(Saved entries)
___

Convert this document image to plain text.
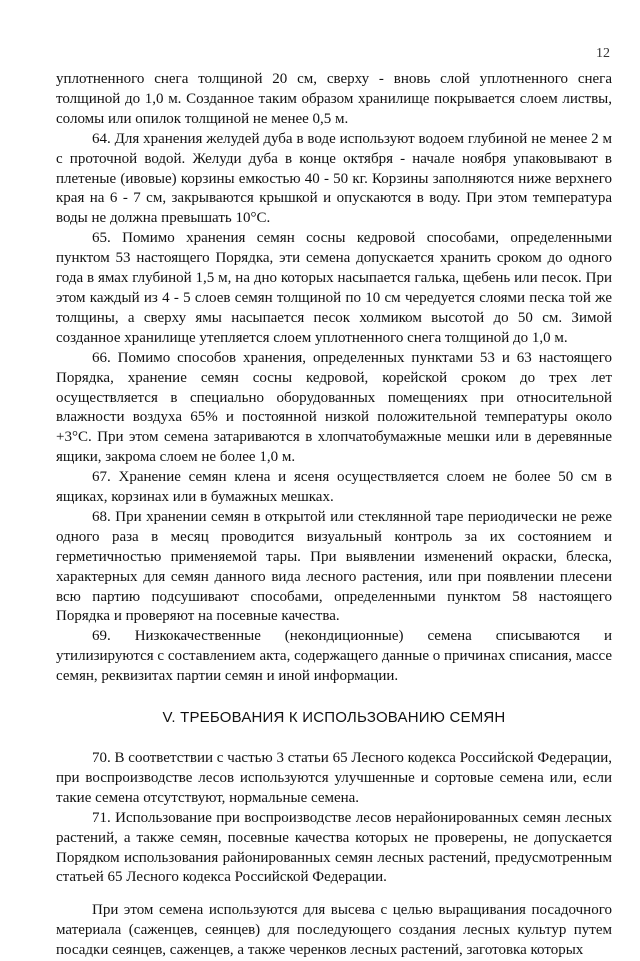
12

уплотненного снега толщиной 20 см, сверху - вновь слой уплотненного снега толщиной до 1,0 м. Созданное таким образом хранилище покрывается слоем листвы, соломы или опилок толщиной не менее 0,5 м.

64. Для хранения желудей дуба в воде используют водоем глубиной не менее 2 м с проточной водой. Желуди дуба в конце октября - начале ноября упаковывают в плетеные (ивовые) корзины емкостью 40 - 50 кг. Корзины заполняются ниже верхнего края на 6 - 7 см, закрываются крышкой и опускаются в воду. При этом температура воды не должна превышать 10°С.

65. Помимо хранения семян сосны кедровой способами, определенными пунктом 53 настоящего Порядка, эти семена допускается хранить сроком до одного года в ямах глубиной 1,5 м, на дно которых насыпается галька, щебень или песок. При этом каждый из 4 - 5 слоев семян толщиной по 10 см чередуется слоями песка той же толщины, а сверху ямы насыпается песок холмиком высотой до 50 см. Зимой созданное хранилище утепляется слоем уплотненного снега толщиной до 1,0 м.

66. Помимо способов хранения, определенных пунктами 53 и 63 настоящего Порядка, хранение семян сосны кедровой, корейской сроком до трех лет осуществляется в специально оборудованных помещениях при относительной влажности воздуха 65% и постоянной низкой положительной температуры около +3°С. При этом семена затариваются в хлопчатобумажные мешки или в деревянные ящики, закрома слоем не более 1,0 м.

67. Хранение семян клена и ясеня осуществляется слоем не более 50 см в ящиках, корзинах или в бумажных мешках.

68. При хранении семян в открытой или стеклянной таре периодически не реже одного раза в месяц проводится визуальный контроль за их состоянием и герметичностью применяемой тары. При выявлении изменений окраски, блеска, характерных для семян данного вида лесного растения, или при появлении плесени всю партию подсушивают способами, определенными пунктом 58 настоящего Порядка и проверяют на посевные качества.

69. Низкокачественные (некондиционные) семена списываются и утилизируются с составлением акта, содержащего данные о причинах списания, массе семян, реквизитах партии семян и иной информации.

V. ТРЕБОВАНИЯ К ИСПОЛЬЗОВАНИЮ СЕМЯН

70. В соответствии с частью 3 статьи 65 Лесного кодекса Российской Федерации, при воспроизводстве лесов используются улучшенные и сортовые семена или, если такие семена отсутствуют, нормальные семена.

71. Использование при воспроизводстве лесов нерайонированных семян лесных растений, а также семян, посевные качества которых не проверены, не допускается Порядком использования районированных семян лесных растений, предусмотренным статьей 65 Лесного кодекса Российской Федерации.

При этом семена используются для высева с целью выращивания посадочного материала (саженцев, сеянцев) для последующего создания лесных культур путем посадки сеянцев, саженцев, а также черенков лесных растений, заготовка которых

___

Gather up the lines containing the word "кодекса" from these records and copy them.

70. В соответствии с частью 3 статьи 65 Лесного кодекса Российской Федерации, при воспроизводстве лесов используются улучшенные и сортовые семена или, если такие семена отсутствуют, нормальные семена.
71. Использование при воспроизводстве лесов нерайонированных семян лесных растений, а также семян, посевные качества которых не проверены, не допускается Порядком использования районированных семян лесных растений, предусмотренным статьей 65 Лесного кодекса Российской Федерации.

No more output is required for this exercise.